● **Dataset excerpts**

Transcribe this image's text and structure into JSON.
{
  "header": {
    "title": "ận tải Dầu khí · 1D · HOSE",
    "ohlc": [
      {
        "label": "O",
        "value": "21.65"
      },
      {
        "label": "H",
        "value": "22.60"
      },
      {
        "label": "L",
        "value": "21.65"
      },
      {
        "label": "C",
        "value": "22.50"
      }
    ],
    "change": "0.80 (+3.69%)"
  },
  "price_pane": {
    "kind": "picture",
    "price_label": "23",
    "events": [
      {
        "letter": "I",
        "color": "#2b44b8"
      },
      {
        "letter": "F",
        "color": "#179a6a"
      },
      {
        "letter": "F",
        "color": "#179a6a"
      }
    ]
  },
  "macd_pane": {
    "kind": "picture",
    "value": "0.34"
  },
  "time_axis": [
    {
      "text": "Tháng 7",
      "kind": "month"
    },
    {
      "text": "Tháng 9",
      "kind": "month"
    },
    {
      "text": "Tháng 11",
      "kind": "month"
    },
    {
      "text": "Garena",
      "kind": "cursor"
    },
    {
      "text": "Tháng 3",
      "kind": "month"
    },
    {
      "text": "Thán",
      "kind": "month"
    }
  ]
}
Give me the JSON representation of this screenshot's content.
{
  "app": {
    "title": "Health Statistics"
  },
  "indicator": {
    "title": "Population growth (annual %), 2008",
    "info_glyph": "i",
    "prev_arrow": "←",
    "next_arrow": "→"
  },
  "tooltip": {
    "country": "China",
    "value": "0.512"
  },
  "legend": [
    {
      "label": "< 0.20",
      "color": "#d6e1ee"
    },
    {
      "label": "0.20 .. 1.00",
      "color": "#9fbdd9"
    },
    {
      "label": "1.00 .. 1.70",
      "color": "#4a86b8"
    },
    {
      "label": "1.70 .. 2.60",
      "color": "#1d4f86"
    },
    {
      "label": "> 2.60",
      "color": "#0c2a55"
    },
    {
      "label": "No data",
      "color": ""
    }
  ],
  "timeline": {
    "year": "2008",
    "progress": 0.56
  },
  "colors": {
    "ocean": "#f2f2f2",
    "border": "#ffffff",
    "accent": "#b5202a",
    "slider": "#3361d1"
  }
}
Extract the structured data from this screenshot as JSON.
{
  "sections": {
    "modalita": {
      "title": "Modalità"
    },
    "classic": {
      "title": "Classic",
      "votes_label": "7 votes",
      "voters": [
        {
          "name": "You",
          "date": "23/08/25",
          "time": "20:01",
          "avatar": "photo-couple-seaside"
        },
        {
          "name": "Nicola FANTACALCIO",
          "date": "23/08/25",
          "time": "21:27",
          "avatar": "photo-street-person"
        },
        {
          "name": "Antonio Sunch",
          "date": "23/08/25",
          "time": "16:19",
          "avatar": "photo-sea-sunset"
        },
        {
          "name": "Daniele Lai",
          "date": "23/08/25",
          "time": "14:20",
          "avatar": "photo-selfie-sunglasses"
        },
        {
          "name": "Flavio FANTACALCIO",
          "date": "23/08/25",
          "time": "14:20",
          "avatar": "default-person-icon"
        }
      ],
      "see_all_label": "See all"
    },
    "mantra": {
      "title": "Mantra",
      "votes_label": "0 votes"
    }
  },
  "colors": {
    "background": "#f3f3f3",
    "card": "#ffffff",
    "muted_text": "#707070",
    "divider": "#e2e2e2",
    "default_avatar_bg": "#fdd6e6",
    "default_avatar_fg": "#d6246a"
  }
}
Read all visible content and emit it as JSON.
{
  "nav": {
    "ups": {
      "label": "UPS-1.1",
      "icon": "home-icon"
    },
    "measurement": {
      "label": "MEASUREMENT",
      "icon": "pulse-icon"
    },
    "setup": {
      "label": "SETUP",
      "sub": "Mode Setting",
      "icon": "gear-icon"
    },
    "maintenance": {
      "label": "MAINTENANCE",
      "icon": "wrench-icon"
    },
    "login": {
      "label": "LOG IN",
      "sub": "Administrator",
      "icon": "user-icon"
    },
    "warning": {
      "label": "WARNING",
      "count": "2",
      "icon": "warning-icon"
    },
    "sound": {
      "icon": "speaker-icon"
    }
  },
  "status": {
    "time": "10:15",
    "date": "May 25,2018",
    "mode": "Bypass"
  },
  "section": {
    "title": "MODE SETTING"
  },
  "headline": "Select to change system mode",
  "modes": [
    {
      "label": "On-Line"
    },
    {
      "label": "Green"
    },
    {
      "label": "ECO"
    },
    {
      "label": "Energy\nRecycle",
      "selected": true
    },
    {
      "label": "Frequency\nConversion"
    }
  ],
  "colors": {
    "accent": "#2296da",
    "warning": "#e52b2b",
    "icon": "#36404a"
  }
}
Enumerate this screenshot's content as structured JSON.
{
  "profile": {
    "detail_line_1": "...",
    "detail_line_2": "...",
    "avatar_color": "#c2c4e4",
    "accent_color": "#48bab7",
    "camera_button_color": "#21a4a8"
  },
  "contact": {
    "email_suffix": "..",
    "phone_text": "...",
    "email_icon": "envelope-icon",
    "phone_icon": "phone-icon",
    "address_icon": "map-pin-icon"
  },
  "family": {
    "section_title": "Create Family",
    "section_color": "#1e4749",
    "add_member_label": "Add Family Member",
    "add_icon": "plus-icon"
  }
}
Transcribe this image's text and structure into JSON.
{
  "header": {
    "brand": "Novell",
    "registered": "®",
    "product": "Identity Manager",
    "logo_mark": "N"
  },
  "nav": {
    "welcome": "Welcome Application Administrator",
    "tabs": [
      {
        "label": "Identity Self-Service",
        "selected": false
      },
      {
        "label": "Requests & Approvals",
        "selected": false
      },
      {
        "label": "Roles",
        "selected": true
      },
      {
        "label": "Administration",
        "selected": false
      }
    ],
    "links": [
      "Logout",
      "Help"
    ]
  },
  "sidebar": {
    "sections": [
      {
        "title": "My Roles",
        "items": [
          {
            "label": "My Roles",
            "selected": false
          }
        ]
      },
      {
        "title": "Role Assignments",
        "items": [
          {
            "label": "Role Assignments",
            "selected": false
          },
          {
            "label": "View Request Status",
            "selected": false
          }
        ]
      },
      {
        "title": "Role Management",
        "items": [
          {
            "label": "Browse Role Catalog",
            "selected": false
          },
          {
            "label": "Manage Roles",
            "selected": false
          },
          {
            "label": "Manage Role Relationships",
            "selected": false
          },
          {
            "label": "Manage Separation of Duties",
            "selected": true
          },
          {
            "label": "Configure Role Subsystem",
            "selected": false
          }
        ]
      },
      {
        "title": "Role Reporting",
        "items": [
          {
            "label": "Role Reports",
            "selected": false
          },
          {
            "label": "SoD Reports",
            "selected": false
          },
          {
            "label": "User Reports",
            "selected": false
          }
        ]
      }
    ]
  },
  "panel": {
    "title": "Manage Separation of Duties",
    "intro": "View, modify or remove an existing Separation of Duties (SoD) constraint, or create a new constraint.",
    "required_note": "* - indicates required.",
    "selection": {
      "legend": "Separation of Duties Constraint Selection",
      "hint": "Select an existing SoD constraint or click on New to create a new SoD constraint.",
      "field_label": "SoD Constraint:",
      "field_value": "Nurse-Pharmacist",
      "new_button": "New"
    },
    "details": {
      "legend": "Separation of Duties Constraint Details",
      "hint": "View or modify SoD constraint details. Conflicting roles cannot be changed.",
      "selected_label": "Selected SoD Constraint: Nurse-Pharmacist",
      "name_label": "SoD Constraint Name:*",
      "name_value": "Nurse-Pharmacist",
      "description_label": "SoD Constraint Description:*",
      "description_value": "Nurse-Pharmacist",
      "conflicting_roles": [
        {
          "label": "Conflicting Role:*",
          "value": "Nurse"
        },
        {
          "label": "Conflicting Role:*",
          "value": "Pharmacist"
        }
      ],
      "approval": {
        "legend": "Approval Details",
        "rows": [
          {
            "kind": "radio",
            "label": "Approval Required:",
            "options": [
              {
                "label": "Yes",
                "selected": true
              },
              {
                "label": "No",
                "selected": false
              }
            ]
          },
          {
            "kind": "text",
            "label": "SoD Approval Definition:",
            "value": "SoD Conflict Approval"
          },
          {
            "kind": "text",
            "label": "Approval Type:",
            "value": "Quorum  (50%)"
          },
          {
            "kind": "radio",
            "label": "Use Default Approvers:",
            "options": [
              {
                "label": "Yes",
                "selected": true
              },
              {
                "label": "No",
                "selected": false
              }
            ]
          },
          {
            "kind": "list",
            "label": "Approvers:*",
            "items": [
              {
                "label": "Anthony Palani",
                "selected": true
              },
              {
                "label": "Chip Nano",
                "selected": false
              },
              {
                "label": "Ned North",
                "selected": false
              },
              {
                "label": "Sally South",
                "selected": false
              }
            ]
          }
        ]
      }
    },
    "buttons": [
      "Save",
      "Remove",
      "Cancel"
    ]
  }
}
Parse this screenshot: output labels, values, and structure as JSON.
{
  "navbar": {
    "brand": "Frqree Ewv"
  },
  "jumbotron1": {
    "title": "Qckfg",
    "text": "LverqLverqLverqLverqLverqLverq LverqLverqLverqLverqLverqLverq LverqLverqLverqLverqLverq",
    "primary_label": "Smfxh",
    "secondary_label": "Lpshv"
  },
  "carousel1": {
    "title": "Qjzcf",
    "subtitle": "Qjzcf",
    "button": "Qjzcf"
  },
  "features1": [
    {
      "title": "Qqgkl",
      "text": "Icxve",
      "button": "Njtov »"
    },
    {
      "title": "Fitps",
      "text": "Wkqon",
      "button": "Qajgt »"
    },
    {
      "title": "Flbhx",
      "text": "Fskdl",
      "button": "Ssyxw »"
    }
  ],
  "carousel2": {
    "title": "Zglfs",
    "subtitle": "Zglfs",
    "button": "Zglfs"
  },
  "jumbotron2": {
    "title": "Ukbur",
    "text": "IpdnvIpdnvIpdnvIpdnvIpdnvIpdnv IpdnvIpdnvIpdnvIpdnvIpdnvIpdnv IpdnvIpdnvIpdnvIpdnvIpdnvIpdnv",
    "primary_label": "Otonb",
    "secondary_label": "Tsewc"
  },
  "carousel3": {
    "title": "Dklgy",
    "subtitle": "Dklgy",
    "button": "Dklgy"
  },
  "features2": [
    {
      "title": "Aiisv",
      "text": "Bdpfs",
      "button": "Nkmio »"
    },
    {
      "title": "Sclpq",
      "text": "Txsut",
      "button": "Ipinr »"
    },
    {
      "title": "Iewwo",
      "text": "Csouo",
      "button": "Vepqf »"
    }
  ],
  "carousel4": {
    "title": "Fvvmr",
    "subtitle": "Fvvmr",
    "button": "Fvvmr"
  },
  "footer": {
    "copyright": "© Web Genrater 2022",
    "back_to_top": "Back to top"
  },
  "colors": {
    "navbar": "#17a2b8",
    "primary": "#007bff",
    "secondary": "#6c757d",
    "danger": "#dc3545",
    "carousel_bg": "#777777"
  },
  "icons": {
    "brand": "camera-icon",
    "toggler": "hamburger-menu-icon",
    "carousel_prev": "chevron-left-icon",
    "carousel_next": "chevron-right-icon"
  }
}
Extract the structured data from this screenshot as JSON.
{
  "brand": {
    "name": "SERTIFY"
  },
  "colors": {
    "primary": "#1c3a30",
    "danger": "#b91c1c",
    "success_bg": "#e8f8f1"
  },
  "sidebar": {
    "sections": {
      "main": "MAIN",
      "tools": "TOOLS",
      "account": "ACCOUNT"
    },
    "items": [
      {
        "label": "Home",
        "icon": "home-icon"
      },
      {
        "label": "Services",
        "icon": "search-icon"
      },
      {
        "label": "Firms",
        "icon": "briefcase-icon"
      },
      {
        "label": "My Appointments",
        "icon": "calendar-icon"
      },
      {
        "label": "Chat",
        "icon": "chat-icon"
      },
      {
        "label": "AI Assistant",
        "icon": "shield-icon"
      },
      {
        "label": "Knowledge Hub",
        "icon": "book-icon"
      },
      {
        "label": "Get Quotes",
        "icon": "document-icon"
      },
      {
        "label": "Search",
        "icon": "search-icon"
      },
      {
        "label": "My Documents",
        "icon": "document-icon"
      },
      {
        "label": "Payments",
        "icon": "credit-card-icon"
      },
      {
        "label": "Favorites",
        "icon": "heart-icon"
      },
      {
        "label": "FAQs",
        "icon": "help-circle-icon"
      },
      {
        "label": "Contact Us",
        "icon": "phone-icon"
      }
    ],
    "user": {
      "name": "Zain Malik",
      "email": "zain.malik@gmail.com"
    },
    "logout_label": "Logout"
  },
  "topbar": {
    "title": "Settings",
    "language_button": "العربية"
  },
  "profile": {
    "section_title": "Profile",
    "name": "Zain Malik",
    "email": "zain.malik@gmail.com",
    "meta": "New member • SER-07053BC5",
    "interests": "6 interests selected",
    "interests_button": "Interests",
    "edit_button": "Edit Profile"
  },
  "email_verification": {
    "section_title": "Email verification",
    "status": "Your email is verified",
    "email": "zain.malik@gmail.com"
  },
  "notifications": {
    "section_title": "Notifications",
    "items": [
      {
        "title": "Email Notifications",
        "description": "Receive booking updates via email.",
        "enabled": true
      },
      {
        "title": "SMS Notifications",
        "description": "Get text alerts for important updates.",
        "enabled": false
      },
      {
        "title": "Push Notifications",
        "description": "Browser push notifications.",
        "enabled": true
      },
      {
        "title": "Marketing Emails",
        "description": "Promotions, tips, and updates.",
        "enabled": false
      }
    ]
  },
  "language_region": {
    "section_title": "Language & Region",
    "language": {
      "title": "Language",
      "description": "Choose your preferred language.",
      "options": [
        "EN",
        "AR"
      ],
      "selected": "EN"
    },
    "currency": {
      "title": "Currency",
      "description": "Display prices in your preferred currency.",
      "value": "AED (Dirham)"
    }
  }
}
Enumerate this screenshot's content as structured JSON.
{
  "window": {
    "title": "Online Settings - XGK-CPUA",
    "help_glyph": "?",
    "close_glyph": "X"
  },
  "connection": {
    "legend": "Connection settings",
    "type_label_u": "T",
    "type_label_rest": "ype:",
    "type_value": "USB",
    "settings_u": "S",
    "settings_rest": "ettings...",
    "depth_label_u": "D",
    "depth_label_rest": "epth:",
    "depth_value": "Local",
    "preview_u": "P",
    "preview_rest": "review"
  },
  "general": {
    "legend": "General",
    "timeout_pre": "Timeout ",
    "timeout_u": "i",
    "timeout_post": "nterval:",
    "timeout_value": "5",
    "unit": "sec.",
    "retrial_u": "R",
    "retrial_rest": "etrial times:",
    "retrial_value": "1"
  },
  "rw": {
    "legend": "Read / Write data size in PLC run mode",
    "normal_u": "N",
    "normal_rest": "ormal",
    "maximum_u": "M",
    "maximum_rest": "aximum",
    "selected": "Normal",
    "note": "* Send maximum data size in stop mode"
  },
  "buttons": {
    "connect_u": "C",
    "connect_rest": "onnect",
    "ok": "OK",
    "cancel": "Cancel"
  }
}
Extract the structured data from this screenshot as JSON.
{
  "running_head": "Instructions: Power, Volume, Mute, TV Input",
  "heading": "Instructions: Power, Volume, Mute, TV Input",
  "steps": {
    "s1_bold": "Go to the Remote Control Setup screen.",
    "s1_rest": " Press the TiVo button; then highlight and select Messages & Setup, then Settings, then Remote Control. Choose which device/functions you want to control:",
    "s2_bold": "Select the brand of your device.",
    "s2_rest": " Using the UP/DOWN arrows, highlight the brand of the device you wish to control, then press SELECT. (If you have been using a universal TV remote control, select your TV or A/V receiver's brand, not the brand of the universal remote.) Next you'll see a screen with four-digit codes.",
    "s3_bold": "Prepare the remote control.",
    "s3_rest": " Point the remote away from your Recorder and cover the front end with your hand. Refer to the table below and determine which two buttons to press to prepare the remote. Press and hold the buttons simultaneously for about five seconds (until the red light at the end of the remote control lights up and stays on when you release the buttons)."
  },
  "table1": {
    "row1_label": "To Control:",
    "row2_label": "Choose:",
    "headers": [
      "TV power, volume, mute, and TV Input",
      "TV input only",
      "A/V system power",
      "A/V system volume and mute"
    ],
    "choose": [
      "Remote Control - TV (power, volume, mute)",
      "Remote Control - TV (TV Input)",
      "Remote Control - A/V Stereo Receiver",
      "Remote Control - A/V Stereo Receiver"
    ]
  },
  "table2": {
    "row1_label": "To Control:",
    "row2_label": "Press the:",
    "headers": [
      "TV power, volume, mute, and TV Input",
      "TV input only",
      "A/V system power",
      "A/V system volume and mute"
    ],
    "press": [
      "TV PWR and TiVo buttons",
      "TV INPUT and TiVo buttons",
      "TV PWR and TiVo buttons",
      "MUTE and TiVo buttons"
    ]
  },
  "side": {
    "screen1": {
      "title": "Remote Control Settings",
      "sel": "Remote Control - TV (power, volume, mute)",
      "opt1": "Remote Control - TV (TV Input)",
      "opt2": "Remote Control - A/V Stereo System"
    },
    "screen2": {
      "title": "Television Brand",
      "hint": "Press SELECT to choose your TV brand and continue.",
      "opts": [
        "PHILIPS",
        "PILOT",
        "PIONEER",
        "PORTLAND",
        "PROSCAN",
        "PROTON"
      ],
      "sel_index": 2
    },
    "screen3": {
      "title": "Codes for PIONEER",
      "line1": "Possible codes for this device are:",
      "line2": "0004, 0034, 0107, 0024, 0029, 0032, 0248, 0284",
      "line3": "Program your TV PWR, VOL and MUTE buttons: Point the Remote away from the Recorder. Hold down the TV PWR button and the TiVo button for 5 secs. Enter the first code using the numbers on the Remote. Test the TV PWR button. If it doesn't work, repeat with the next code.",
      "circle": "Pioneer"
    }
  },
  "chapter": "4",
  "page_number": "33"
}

● **DO THIS**
State how many lines in the records above contain the word "Nurse", giving only the number.

● **REPLY**
5